## What to work on
Quote all lines below exactly. Images stay out.

## Provided material
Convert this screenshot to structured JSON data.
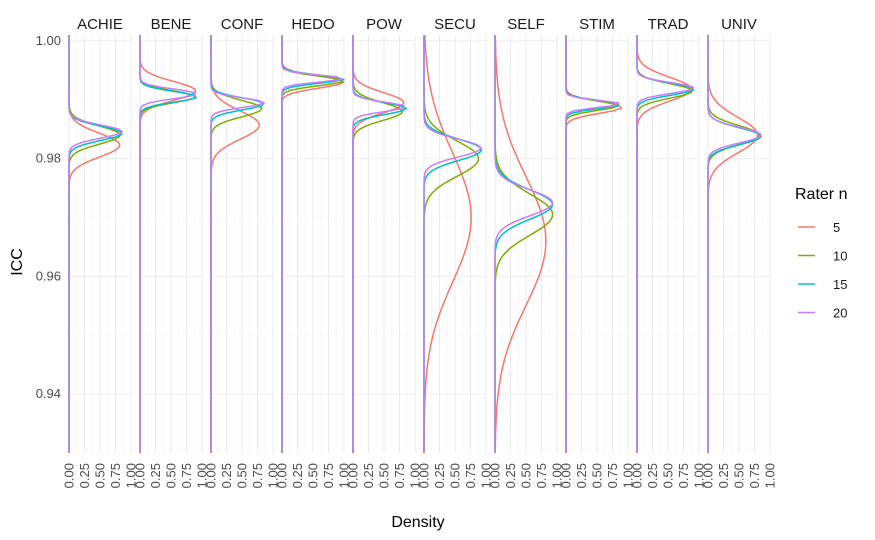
{
  "chart_data": {
    "type": "line",
    "title": "",
    "xlabel": "Density",
    "ylabel": "ICC",
    "ylim": [
      0.93,
      1.001
    ],
    "xlim": [
      0,
      1
    ],
    "x_ticks": [
      "0.00",
      "0.25",
      "0.50",
      "0.75",
      "1.00"
    ],
    "y_ticks": [
      "0.94",
      "0.96",
      "0.98",
      "1.00"
    ],
    "y_tick_values": [
      0.94,
      0.96,
      0.98,
      1.0
    ],
    "facets": [
      "ACHIE",
      "BENE",
      "CONF",
      "HEDO",
      "POW",
      "SECU",
      "SELF",
      "STIM",
      "TRAD",
      "UNIV"
    ],
    "legend": {
      "title": "Rater n",
      "position": "right",
      "items": [
        {
          "label": "5",
          "color": "#F8766D"
        },
        {
          "label": "10",
          "color": "#7CAE00"
        },
        {
          "label": "15",
          "color": "#00BFC4"
        },
        {
          "label": "20",
          "color": "#C77CFF"
        }
      ]
    },
    "grid": true,
    "distributions": {
      "ACHIE": [
        {
          "mean": 0.9823,
          "sd": 0.002,
          "peak": 0.82
        },
        {
          "mean": 0.984,
          "sd": 0.0015,
          "peak": 0.83
        },
        {
          "mean": 0.9843,
          "sd": 0.0012,
          "peak": 0.86
        },
        {
          "mean": 0.9846,
          "sd": 0.0011,
          "peak": 0.86
        }
      ],
      "BENE": [
        {
          "mean": 0.9915,
          "sd": 0.0016,
          "peak": 0.9
        },
        {
          "mean": 0.9905,
          "sd": 0.001,
          "peak": 0.9
        },
        {
          "mean": 0.9905,
          "sd": 0.0009,
          "peak": 0.92
        },
        {
          "mean": 0.991,
          "sd": 0.0008,
          "peak": 0.92
        }
      ],
      "CONF": [
        {
          "mean": 0.9857,
          "sd": 0.0024,
          "peak": 0.78
        },
        {
          "mean": 0.9885,
          "sd": 0.0014,
          "peak": 0.82
        },
        {
          "mean": 0.9893,
          "sd": 0.001,
          "peak": 0.86
        },
        {
          "mean": 0.9895,
          "sd": 0.0008,
          "peak": 0.86
        }
      ],
      "HEDO": [
        {
          "mean": 0.993,
          "sd": 0.001,
          "peak": 1.0
        },
        {
          "mean": 0.9932,
          "sd": 0.0008,
          "peak": 1.0
        },
        {
          "mean": 0.9935,
          "sd": 0.0007,
          "peak": 1.0
        },
        {
          "mean": 0.9936,
          "sd": 0.0006,
          "peak": 1.0
        }
      ],
      "POW": [
        {
          "mean": 0.9895,
          "sd": 0.0017,
          "peak": 0.82
        },
        {
          "mean": 0.988,
          "sd": 0.0015,
          "peak": 0.8
        },
        {
          "mean": 0.9885,
          "sd": 0.001,
          "peak": 0.86
        },
        {
          "mean": 0.9888,
          "sd": 0.0008,
          "peak": 0.85
        }
      ],
      "SECU": [
        {
          "mean": 0.97,
          "sd": 0.011,
          "peak": 0.76
        },
        {
          "mean": 0.98,
          "sd": 0.003,
          "peak": 0.88
        },
        {
          "mean": 0.9815,
          "sd": 0.0018,
          "peak": 0.93
        },
        {
          "mean": 0.9818,
          "sd": 0.0015,
          "peak": 0.92
        }
      ],
      "SELF": [
        {
          "mean": 0.966,
          "sd": 0.011,
          "peak": 0.82
        },
        {
          "mean": 0.9705,
          "sd": 0.0035,
          "peak": 0.93
        },
        {
          "mean": 0.9722,
          "sd": 0.0025,
          "peak": 0.93
        },
        {
          "mean": 0.9725,
          "sd": 0.0022,
          "peak": 0.93
        }
      ],
      "STIM": [
        {
          "mean": 0.9887,
          "sd": 0.001,
          "peak": 0.9
        },
        {
          "mean": 0.989,
          "sd": 0.0008,
          "peak": 0.85
        },
        {
          "mean": 0.9892,
          "sd": 0.0007,
          "peak": 0.88
        },
        {
          "mean": 0.9893,
          "sd": 0.0006,
          "peak": 0.88
        }
      ],
      "TRAD": [
        {
          "mean": 0.9918,
          "sd": 0.002,
          "peak": 0.88
        },
        {
          "mean": 0.9915,
          "sd": 0.0012,
          "peak": 0.9
        },
        {
          "mean": 0.9918,
          "sd": 0.001,
          "peak": 0.92
        },
        {
          "mean": 0.992,
          "sd": 0.0009,
          "peak": 0.92
        }
      ],
      "UNIV": [
        {
          "mean": 0.984,
          "sd": 0.003,
          "peak": 0.8
        },
        {
          "mean": 0.984,
          "sd": 0.0016,
          "peak": 0.83
        },
        {
          "mean": 0.9838,
          "sd": 0.0014,
          "peak": 0.86
        },
        {
          "mean": 0.984,
          "sd": 0.0013,
          "peak": 0.86
        }
      ]
    }
  }
}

## Worked solution
Convert this screenshot to structured JSON data.
{
  "chart_data": {
    "type": "line",
    "title": "",
    "xlabel": "Density",
    "ylabel": "ICC",
    "ylim": [
      0.93,
      1.001
    ],
    "xlim": [
      0,
      1
    ],
    "x_ticks": [
      "0.00",
      "0.25",
      "0.50",
      "0.75",
      "1.00"
    ],
    "y_ticks": [
      "0.94",
      "0.96",
      "0.98",
      "1.00"
    ],
    "y_tick_values": [
      0.94,
      0.96,
      0.98,
      1.0
    ],
    "facets": [
      "ACHIE",
      "BENE",
      "CONF",
      "HEDO",
      "POW",
      "SECU",
      "SELF",
      "STIM",
      "TRAD",
      "UNIV"
    ],
    "legend": {
      "title": "Rater n",
      "position": "right",
      "items": [
        {
          "label": "5",
          "color": "#F8766D"
        },
        {
          "label": "10",
          "color": "#7CAE00"
        },
        {
          "label": "15",
          "color": "#00BFC4"
        },
        {
          "label": "20",
          "color": "#C77CFF"
        }
      ]
    },
    "grid": true,
    "distributions": {
      "ACHIE": [
        {
          "mean": 0.9823,
          "sd": 0.002,
          "peak": 0.82
        },
        {
          "mean": 0.984,
          "sd": 0.0015,
          "peak": 0.83
        },
        {
          "mean": 0.9843,
          "sd": 0.0012,
          "peak": 0.86
        },
        {
          "mean": 0.9846,
          "sd": 0.0011,
          "peak": 0.86
        }
      ],
      "BENE": [
        {
          "mean": 0.9915,
          "sd": 0.0016,
          "peak": 0.9
        },
        {
          "mean": 0.9905,
          "sd": 0.001,
          "peak": 0.9
        },
        {
          "mean": 0.9905,
          "sd": 0.0009,
          "peak": 0.92
        },
        {
          "mean": 0.991,
          "sd": 0.0008,
          "peak": 0.92
        }
      ],
      "CONF": [
        {
          "mean": 0.9857,
          "sd": 0.0024,
          "peak": 0.78
        },
        {
          "mean": 0.9885,
          "sd": 0.0014,
          "peak": 0.82
        },
        {
          "mean": 0.9893,
          "sd": 0.001,
          "peak": 0.86
        },
        {
          "mean": 0.9895,
          "sd": 0.0008,
          "peak": 0.86
        }
      ],
      "HEDO": [
        {
          "mean": 0.993,
          "sd": 0.001,
          "peak": 1.0
        },
        {
          "mean": 0.9932,
          "sd": 0.0008,
          "peak": 1.0
        },
        {
          "mean": 0.9935,
          "sd": 0.0007,
          "peak": 1.0
        },
        {
          "mean": 0.9936,
          "sd": 0.0006,
          "peak": 1.0
        }
      ],
      "POW": [
        {
          "mean": 0.9895,
          "sd": 0.0017,
          "peak": 0.82
        },
        {
          "mean": 0.988,
          "sd": 0.0015,
          "peak": 0.8
        },
        {
          "mean": 0.9885,
          "sd": 0.001,
          "peak": 0.86
        },
        {
          "mean": 0.9888,
          "sd": 0.0008,
          "peak": 0.85
        }
      ],
      "SECU": [
        {
          "mean": 0.97,
          "sd": 0.011,
          "peak": 0.76
        },
        {
          "mean": 0.98,
          "sd": 0.003,
          "peak": 0.88
        },
        {
          "mean": 0.9815,
          "sd": 0.0018,
          "peak": 0.93
        },
        {
          "mean": 0.9818,
          "sd": 0.0015,
          "peak": 0.92
        }
      ],
      "SELF": [
        {
          "mean": 0.966,
          "sd": 0.011,
          "peak": 0.82
        },
        {
          "mean": 0.9705,
          "sd": 0.0035,
          "peak": 0.93
        },
        {
          "mean": 0.9722,
          "sd": 0.0025,
          "peak": 0.93
        },
        {
          "mean": 0.9725,
          "sd": 0.0022,
          "peak": 0.93
        }
      ],
      "STIM": [
        {
          "mean": 0.9887,
          "sd": 0.001,
          "peak": 0.9
        },
        {
          "mean": 0.989,
          "sd": 0.0008,
          "peak": 0.85
        },
        {
          "mean": 0.9892,
          "sd": 0.0007,
          "peak": 0.88
        },
        {
          "mean": 0.9893,
          "sd": 0.0006,
          "peak": 0.88
        }
      ],
      "TRAD": [
        {
          "mean": 0.9918,
          "sd": 0.002,
          "peak": 0.88
        },
        {
          "mean": 0.9915,
          "sd": 0.0012,
          "peak": 0.9
        },
        {
          "mean": 0.9918,
          "sd": 0.001,
          "peak": 0.92
        },
        {
          "mean": 0.992,
          "sd": 0.0009,
          "peak": 0.92
        }
      ],
      "UNIV": [
        {
          "mean": 0.984,
          "sd": 0.003,
          "peak": 0.8
        },
        {
          "mean": 0.984,
          "sd": 0.0016,
          "peak": 0.83
        },
        {
          "mean": 0.9838,
          "sd": 0.0014,
          "peak": 0.86
        },
        {
          "mean": 0.984,
          "sd": 0.0013,
          "peak": 0.86
        }
      ]
    }
  }
}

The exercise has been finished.